== Entries supplied ==

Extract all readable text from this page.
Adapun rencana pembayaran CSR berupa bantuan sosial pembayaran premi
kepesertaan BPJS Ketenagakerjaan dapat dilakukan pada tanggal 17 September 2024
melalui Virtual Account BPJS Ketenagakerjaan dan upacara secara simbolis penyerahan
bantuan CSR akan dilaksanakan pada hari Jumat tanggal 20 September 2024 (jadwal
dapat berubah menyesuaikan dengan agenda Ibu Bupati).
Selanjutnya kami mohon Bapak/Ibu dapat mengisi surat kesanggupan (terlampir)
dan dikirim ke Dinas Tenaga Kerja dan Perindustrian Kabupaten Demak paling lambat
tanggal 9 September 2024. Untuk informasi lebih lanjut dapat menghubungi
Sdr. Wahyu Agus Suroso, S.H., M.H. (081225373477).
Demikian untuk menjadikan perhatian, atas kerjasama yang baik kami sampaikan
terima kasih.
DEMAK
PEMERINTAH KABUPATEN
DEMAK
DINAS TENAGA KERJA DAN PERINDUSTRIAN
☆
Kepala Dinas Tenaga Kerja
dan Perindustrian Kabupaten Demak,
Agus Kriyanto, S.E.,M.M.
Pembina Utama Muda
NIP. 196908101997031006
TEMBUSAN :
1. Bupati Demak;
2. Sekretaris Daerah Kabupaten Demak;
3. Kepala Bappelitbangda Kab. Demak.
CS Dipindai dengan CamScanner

===

## Direction
Extract the entries above verbatim.

## Answer for this exercise
Extract all readable text from this page.
Adapun rencana pembayaran CSR berupa bantuan sosial pembayaran premi
kepesertaan BPJS Ketenagakerjaan dapat dilakukan pada tanggal 17 September 2024
melalui Virtual Account BPJS Ketenagakerjaan dan upacara secara simbolis penyerahan
bantuan CSR akan dilaksanakan pada hari Jumat tanggal 20 September 2024 (jadwal
dapat berubah menyesuaikan dengan agenda Ibu Bupati).
Selanjutnya kami mohon Bapak/Ibu dapat mengisi surat kesanggupan (terlampir)
dan dikirim ke Dinas Tenaga Kerja dan Perindustrian Kabupaten Demak paling lambat
tanggal 9 September 2024. Untuk informasi lebih lanjut dapat menghubungi
Sdr. Wahyu Agus Suroso, S.H., M.H. (081225373477).
Demikian untuk menjadikan perhatian, atas kerjasama yang baik kami sampaikan
terima kasih.
DEMAK
PEMERINTAH KABUPATEN
DEMAK
DINAS TENAGA KERJA DAN PERINDUSTRIAN
☆
Kepala Dinas Tenaga Kerja
dan Perindustrian Kabupaten Demak,
Agus Kriyanto, S.E.,M.M.
Pembina Utama Muda
NIP. 196908101997031006
TEMBUSAN :
1. Bupati Demak;
2. Sekretaris Daerah Kabupaten Demak;
3. Kepala Bappelitbangda Kab. Demak.
CS Dipindai dengan CamScanner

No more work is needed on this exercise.